--- begin ---

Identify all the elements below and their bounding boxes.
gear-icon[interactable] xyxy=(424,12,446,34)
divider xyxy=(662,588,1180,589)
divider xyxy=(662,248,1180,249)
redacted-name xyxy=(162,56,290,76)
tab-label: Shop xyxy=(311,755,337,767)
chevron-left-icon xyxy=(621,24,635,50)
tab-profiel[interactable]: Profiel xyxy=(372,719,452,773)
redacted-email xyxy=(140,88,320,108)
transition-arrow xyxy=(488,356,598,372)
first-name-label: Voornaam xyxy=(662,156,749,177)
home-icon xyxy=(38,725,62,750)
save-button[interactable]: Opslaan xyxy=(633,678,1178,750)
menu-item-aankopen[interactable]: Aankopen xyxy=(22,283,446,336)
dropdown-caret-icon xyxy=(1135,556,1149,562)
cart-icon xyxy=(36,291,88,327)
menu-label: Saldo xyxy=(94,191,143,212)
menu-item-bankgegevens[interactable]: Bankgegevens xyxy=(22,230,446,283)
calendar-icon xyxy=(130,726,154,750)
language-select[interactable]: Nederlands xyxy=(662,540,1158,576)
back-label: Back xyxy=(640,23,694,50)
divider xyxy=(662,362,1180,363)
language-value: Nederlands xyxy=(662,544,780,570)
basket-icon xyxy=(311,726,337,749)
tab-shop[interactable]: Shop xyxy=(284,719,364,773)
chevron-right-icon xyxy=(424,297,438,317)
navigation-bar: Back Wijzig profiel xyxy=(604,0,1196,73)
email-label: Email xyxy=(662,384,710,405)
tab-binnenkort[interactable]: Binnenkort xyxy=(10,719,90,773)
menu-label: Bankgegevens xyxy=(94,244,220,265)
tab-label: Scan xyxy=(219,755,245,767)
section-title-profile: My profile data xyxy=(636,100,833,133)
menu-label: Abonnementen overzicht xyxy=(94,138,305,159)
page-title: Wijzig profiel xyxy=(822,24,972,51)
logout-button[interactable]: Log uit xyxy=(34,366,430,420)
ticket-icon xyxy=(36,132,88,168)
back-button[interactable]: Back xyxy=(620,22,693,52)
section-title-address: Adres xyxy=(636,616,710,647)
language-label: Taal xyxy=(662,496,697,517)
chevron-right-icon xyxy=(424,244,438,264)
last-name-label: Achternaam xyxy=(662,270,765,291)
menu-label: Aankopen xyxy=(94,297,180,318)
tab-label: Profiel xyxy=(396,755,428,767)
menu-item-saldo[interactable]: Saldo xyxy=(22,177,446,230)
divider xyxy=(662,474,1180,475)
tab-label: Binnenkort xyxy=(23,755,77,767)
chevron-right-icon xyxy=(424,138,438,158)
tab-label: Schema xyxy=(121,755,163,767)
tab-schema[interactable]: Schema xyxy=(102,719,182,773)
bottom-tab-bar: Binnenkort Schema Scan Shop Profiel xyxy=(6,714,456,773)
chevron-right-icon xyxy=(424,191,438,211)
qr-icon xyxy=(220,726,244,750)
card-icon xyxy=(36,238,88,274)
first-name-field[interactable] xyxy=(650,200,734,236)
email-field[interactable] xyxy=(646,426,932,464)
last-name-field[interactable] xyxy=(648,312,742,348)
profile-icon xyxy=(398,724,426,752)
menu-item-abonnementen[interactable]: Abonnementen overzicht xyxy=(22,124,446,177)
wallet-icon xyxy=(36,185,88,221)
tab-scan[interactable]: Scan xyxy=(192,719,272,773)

--- end ---

▶ _EXERCISE_
Transcribe every line of the item above, character for character, without changing anything.

▶ _SOLUTION TO THIS PROBLEM_
Identify all the elements below and their bounding boxes.
gear-icon[interactable] xyxy=(424,12,446,34)
divider xyxy=(662,588,1180,589)
divider xyxy=(662,248,1180,249)
redacted-name xyxy=(162,56,290,76)
tab-label: Shop xyxy=(311,755,337,767)
chevron-left-icon xyxy=(621,24,635,50)
tab-profiel[interactable]: Profiel xyxy=(372,719,452,773)
redacted-email xyxy=(140,88,320,108)
transition-arrow xyxy=(488,356,598,372)
first-name-label: Voornaam xyxy=(662,156,749,177)
home-icon xyxy=(38,725,62,750)
save-button[interactable]: Opslaan xyxy=(633,678,1178,750)
menu-item-aankopen[interactable]: Aankopen xyxy=(22,283,446,336)
dropdown-caret-icon xyxy=(1135,556,1149,562)
cart-icon xyxy=(36,291,88,327)
menu-label: Saldo xyxy=(94,191,143,212)
menu-item-bankgegevens[interactable]: Bankgegevens xyxy=(22,230,446,283)
calendar-icon xyxy=(130,726,154,750)
language-select[interactable]: Nederlands xyxy=(662,540,1158,576)
back-label: Back xyxy=(640,23,694,50)
divider xyxy=(662,362,1180,363)
language-value: Nederlands xyxy=(662,544,780,570)
basket-icon xyxy=(311,726,337,749)
tab-shop[interactable]: Shop xyxy=(284,719,364,773)
chevron-right-icon xyxy=(424,297,438,317)
navigation-bar: Back Wijzig profiel xyxy=(604,0,1196,73)
email-label: Email xyxy=(662,384,710,405)
tab-binnenkort[interactable]: Binnenkort xyxy=(10,719,90,773)
menu-label: Bankgegevens xyxy=(94,244,220,265)
tab-label: Scan xyxy=(219,755,245,767)
section-title-profile: My profile data xyxy=(636,100,833,133)
menu-label: Abonnementen overzicht xyxy=(94,138,305,159)
page-title: Wijzig profiel xyxy=(822,24,972,51)
logout-button[interactable]: Log uit xyxy=(34,366,430,420)
ticket-icon xyxy=(36,132,88,168)
back-button[interactable]: Back xyxy=(620,22,693,52)
section-title-address: Adres xyxy=(636,616,710,647)
language-label: Taal xyxy=(662,496,697,517)
chevron-right-icon xyxy=(424,244,438,264)
last-name-label: Achternaam xyxy=(662,270,765,291)
menu-label: Aankopen xyxy=(94,297,180,318)
tab-label: Profiel xyxy=(396,755,428,767)
menu-item-saldo[interactable]: Saldo xyxy=(22,177,446,230)
divider xyxy=(662,474,1180,475)
tab-label: Binnenkort xyxy=(23,755,77,767)
chevron-right-icon xyxy=(424,138,438,158)
tab-label: Schema xyxy=(121,755,163,767)
tab-schema[interactable]: Schema xyxy=(102,719,182,773)
bottom-tab-bar: Binnenkort Schema Scan Shop Profiel xyxy=(6,714,456,773)
chevron-right-icon xyxy=(424,191,438,211)
qr-icon xyxy=(220,726,244,750)
card-icon xyxy=(36,238,88,274)
first-name-field[interactable] xyxy=(650,200,734,236)
email-field[interactable] xyxy=(646,426,932,464)
last-name-field[interactable] xyxy=(648,312,742,348)
profile-icon xyxy=(398,724,426,752)
menu-item-abonnementen[interactable]: Abonnementen overzicht xyxy=(22,124,446,177)
wallet-icon xyxy=(36,185,88,221)
tab-scan[interactable]: Scan xyxy=(192,719,272,773)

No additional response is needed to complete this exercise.